### What needs to be done:
Leave out the images and set down the records below exactly.

(Beginning of Supplied information)

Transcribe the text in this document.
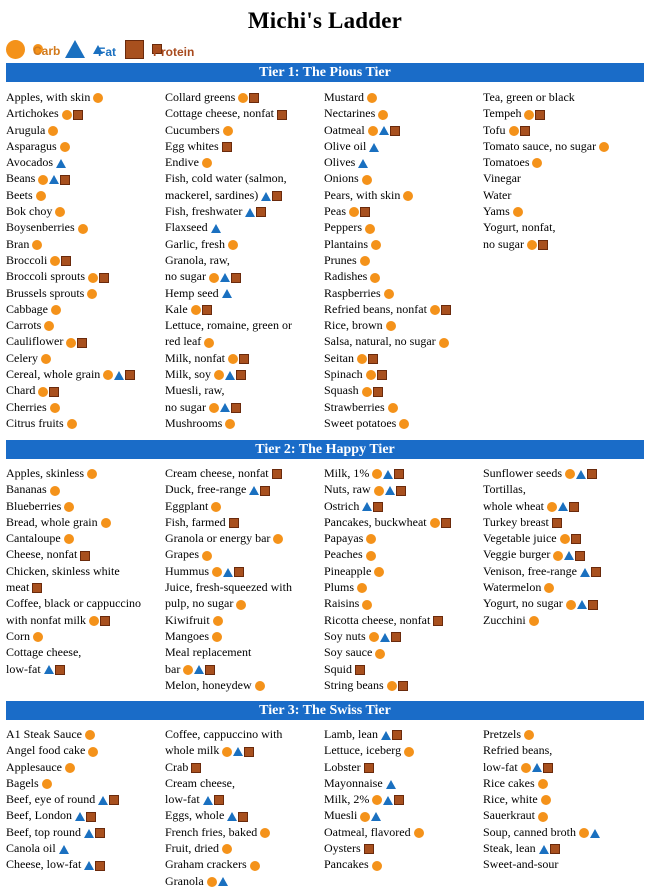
Michi's Ladder
Carb	Fat	Protein
Tier 1: The Pious Tier
Apples, with skin
Artichokes
Arugula
Asparagus
Avocados
Beans
Beets
Bok choy
Boysenberries
Bran
Broccoli
Broccoli sprouts
Brussels sprouts
Cabbage
Carrots
Cauliflower
Celery
Cereal, whole grain
Chard
Cherries
Citrus fruits
Collard greens
Cottage cheese, nonfat
Cucumbers
Egg whites
Endive
Fish, cold water (salmon,
mackerel, sardines)
Fish, freshwater
Flaxseed
Garlic, fresh
Granola, raw,
no sugar
Hemp seed
Kale
Lettuce, romaine, green or
red leaf
Milk, nonfat
Milk, soy
Muesli, raw,
no sugar
Mushrooms
Mustard
Nectarines
Oatmeal
Olive oil
Olives
Onions
Pears, with skin
Peas
Peppers
Plantains
Prunes
Radishes
Raspberries
Refried beans, nonfat
Rice, brown
Salsa, natural, no sugar
Seitan
Spinach
Squash
Strawberries
Sweet potatoes
Tea, green or black
Tempeh
Tofu
Tomato sauce, no sugar
Tomatoes
Vinegar
Water
Yams
Yogurt, nonfat,
no sugar
Tier 2: The Happy Tier
Apples, skinless
Bananas
Blueberries
Bread, whole grain
Cantaloupe
Cheese, nonfat
Chicken, skinless white
meat
Coffee, black or cappuccino
with nonfat milk
Corn
Cottage cheese,
low-fat
Cream cheese, nonfat
Duck, free-range
Eggplant
Fish, farmed
Granola or energy bar
Grapes
Hummus
Juice, fresh-squeezed with
pulp, no sugar
Kiwifruit
Mangoes
Meal replacement
bar
Melon, honeydew
Milk, 1%
Nuts, raw
Ostrich
Pancakes, buckwheat
Papayas
Peaches
Pineapple
Plums
Raisins
Ricotta cheese, nonfat
Soy nuts
Soy sauce
Squid
String beans
Sunflower seeds
Tortillas,
whole wheat
Turkey breast
Vegetable juice
Veggie burger
Venison, free-range
Watermelon
Yogurt, no sugar
Zucchini
Tier 3: The Swiss Tier
A1 Steak Sauce
Angel food cake
Applesauce
Bagels
Beef, eye of round
Beef, London
Beef, top round
Canola oil
Cheese, low-fat
Coffee, cappuccino with
whole milk
Crab
Cream cheese,
low-fat
Eggs, whole
French fries, baked
Fruit, dried
Graham crackers
Granola
Lamb, lean
Lettuce, iceberg
Lobster
Mayonnaise
Milk, 2%
Muesli
Oatmeal, flavored
Oysters
Pancakes
Pretzels
Refried beans,
low-fat
Rice cakes
Rice, white
Sauerkraut
Soup, canned broth
Steak, lean
Sweet-and-sour
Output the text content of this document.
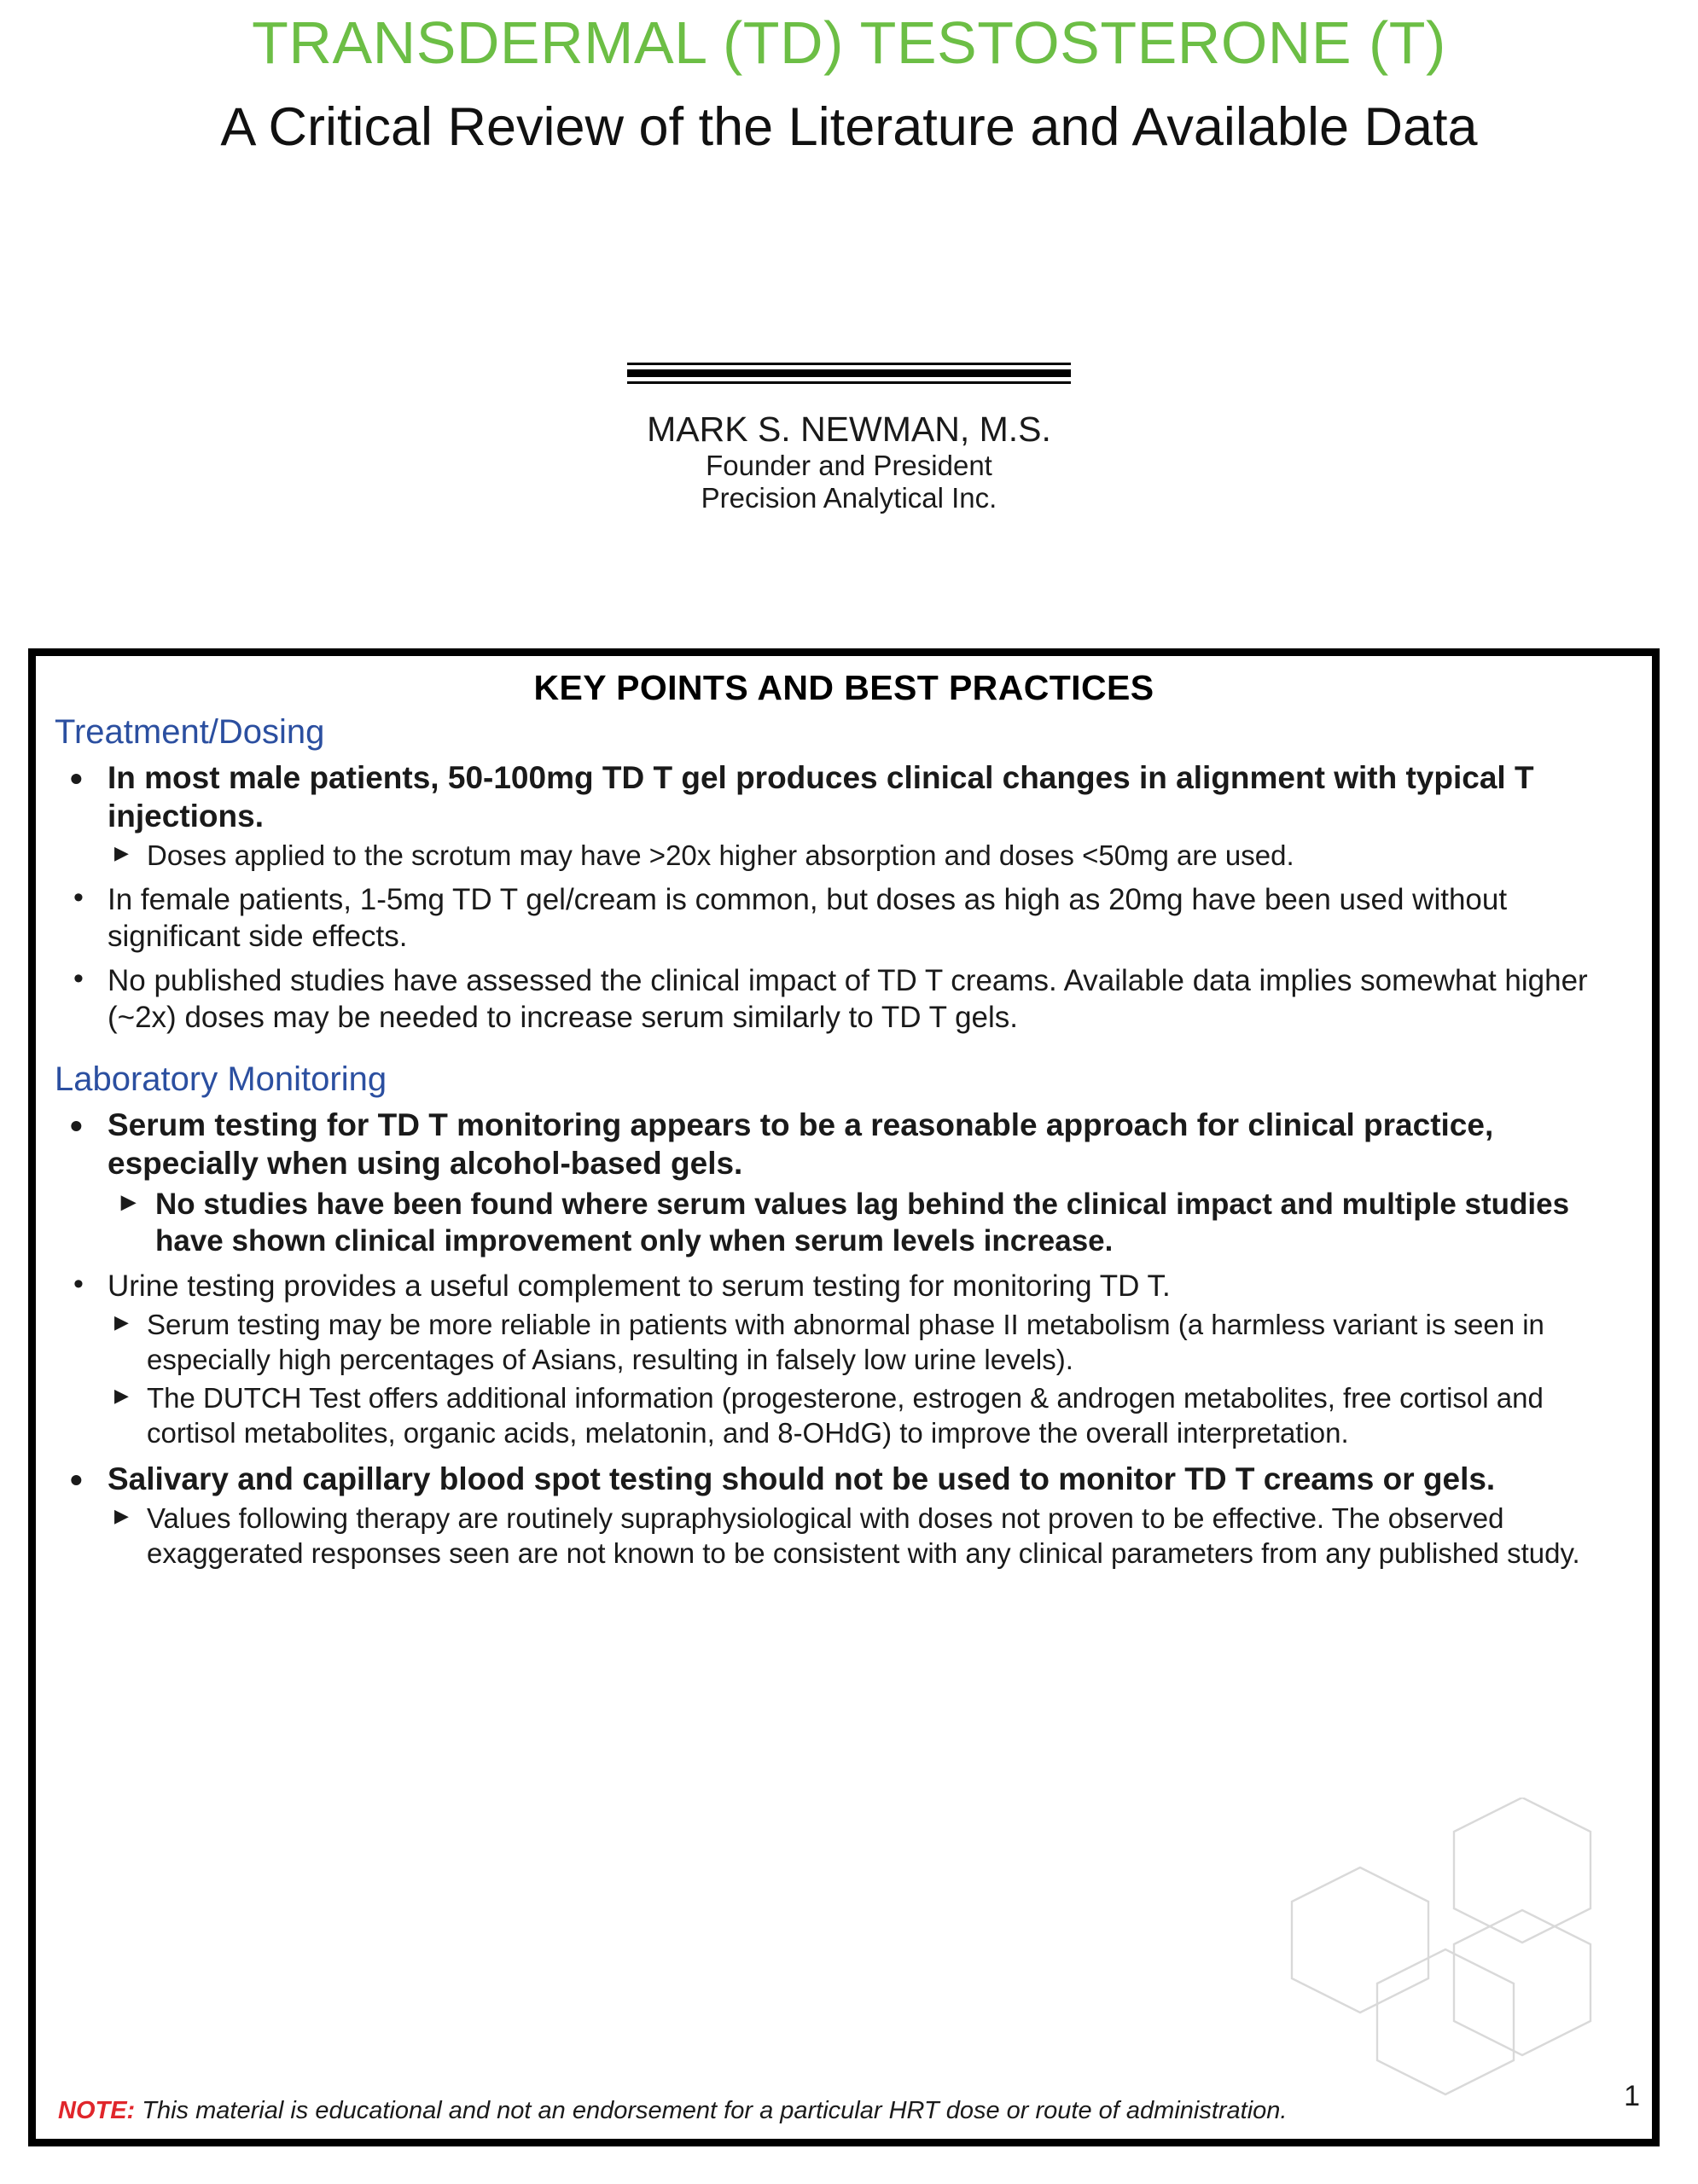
TRANSDERMAL (TD) TESTOSTERONE (T)
A Critical Review of the Literature and Available Data
MARK S. NEWMAN, M.S.
Founder and President
Precision Analytical Inc.
KEY POINTS AND BEST PRACTICES
Treatment/Dosing
• In most male patients, 50-100mg TD T gel produces clinical changes in alignment with typical T injections.
▶ Doses applied to the scrotum may have >20x higher absorption and doses <50mg are used.
• In female patients, 1-5mg TD T gel/cream is common, but doses as high as 20mg have been used without significant side effects.
• No published studies have assessed the clinical impact of TD T creams. Available data implies somewhat higher (~2x) doses may be needed to increase serum similarly to TD T gels.
Laboratory Monitoring
• Serum testing for TD T monitoring appears to be a reasonable approach for clinical practice, especially when using alcohol-based gels.
▶ No studies have been found where serum values lag behind the clinical impact and multiple studies have shown clinical improvement only when serum levels increase.
• Urine testing provides a useful complement to serum testing for monitoring TD T.
▶ Serum testing may be more reliable in patients with abnormal phase II metabolism (a harmless variant is seen in especially high percentages of Asians, resulting in falsely low urine levels).
▶ The DUTCH Test offers additional information (progesterone, estrogen & androgen metabolites, free cortisol and cortisol metabolites, organic acids, melatonin, and 8-OHdG) to improve the overall interpretation.
• Salivary and capillary blood spot testing should not be used to monitor TD T creams or gels.
▶ Values following therapy are routinely supraphysiological with doses not proven to be effective. The observed exaggerated responses seen are not known to be consistent with any clinical parameters from any published study.
NOTE: This material is educational and not an endorsement for a particular HRT dose or route of administration.	1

(End of Supplied information)

### Solution for this task:
Transcribe the text in this document.
Michi's Ladder
Carb	Fat	Protein
Tier 1: The Pious Tier
Apples, with skin
Artichokes
Arugula
Asparagus
Avocados
Beans
Beets
Bok choy
Boysenberries
Bran
Broccoli
Broccoli sprouts
Brussels sprouts
Cabbage
Carrots
Cauliflower
Celery
Cereal, whole grain
Chard
Cherries
Citrus fruits
Collard greens
Cottage cheese, nonfat
Cucumbers
Egg whites
Endive
Fish, cold water (salmon,
mackerel, sardines)
Fish, freshwater
Flaxseed
Garlic, fresh
Granola, raw,
no sugar
Hemp seed
Kale
Lettuce, romaine, green or
red leaf
Milk, nonfat
Milk, soy
Muesli, raw,
no sugar
Mushrooms
Mustard
Nectarines
Oatmeal
Olive oil
Olives
Onions
Pears, with skin
Peas
Peppers
Plantains
Prunes
Radishes
Raspberries
Refried beans, nonfat
Rice, brown
Salsa, natural, no sugar
Seitan
Spinach
Squash
Strawberries
Sweet potatoes
Tea, green or black
Tempeh
Tofu
Tomato sauce, no sugar
Tomatoes
Vinegar
Water
Yams
Yogurt, nonfat,
no sugar
Tier 2: The Happy Tier
Apples, skinless
Bananas
Blueberries
Bread, whole grain
Cantaloupe
Cheese, nonfat
Chicken, skinless white
meat
Coffee, black or cappuccino
with nonfat milk
Corn
Cottage cheese,
low-fat
Cream cheese, nonfat
Duck, free-range
Eggplant
Fish, farmed
Granola or energy bar
Grapes
Hummus
Juice, fresh-squeezed with
pulp, no sugar
Kiwifruit
Mangoes
Meal replacement
bar
Melon, honeydew
Milk, 1%
Nuts, raw
Ostrich
Pancakes, buckwheat
Papayas
Peaches
Pineapple
Plums
Raisins
Ricotta cheese, nonfat
Soy nuts
Soy sauce
Squid
String beans
Sunflower seeds
Tortillas,
whole wheat
Turkey breast
Vegetable juice
Veggie burger
Venison, free-range
Watermelon
Yogurt, no sugar
Zucchini
Tier 3: The Swiss Tier
A1 Steak Sauce
Angel food cake
Applesauce
Bagels
Beef, eye of round
Beef, London
Beef, top round
Canola oil
Cheese, low-fat
Coffee, cappuccino with
whole milk
Crab
Cream cheese,
low-fat
Eggs, whole
French fries, baked
Fruit, dried
Graham crackers
Granola
Lamb, lean
Lettuce, iceberg
Lobster
Mayonnaise
Milk, 2%
Muesli
Oatmeal, flavored
Oysters
Pancakes
Pretzels
Refried beans,
low-fat
Rice cakes
Rice, white
Sauerkraut
Soup, canned broth
Steak, lean
Sweet-and-sour
Output the text content of this document.
TRANSDERMAL (TD) TESTOSTERONE (T)
A Critical Review of the Literature and Available Data
MARK S. NEWMAN, M.S.
Founder and President
Precision Analytical Inc.
KEY POINTS AND BEST PRACTICES
Treatment/Dosing
• In most male patients, 50-100mg TD T gel produces clinical changes in alignment with typical T injections.
▶ Doses applied to the scrotum may have >20x higher absorption and doses <50mg are used.
• In female patients, 1-5mg TD T gel/cream is common, but doses as high as 20mg have been used without significant side effects.
• No published studies have assessed the clinical impact of TD T creams. Available data implies somewhat higher (~2x) doses may be needed to increase serum similarly to TD T gels.
Laboratory Monitoring
• Serum testing for TD T monitoring appears to be a reasonable approach for clinical practice, especially when using alcohol-based gels.
▶ No studies have been found where serum values lag behind the clinical impact and multiple studies have shown clinical improvement only when serum levels increase.
• Urine testing provides a useful complement to serum testing for monitoring TD T.
▶ Serum testing may be more reliable in patients with abnormal phase II metabolism (a harmless variant is seen in especially high percentages of Asians, resulting in falsely low urine levels).
▶ The DUTCH Test offers additional information (progesterone, estrogen & androgen metabolites, free cortisol and cortisol metabolites, organic acids, melatonin, and 8-OHdG) to improve the overall interpretation.
• Salivary and capillary blood spot testing should not be used to monitor TD T creams or gels.
▶ Values following therapy are routinely supraphysiological with doses not proven to be effective. The observed exaggerated responses seen are not known to be consistent with any clinical parameters from any published study.
NOTE: This material is educational and not an endorsement for a particular HRT dose or route of administration.	1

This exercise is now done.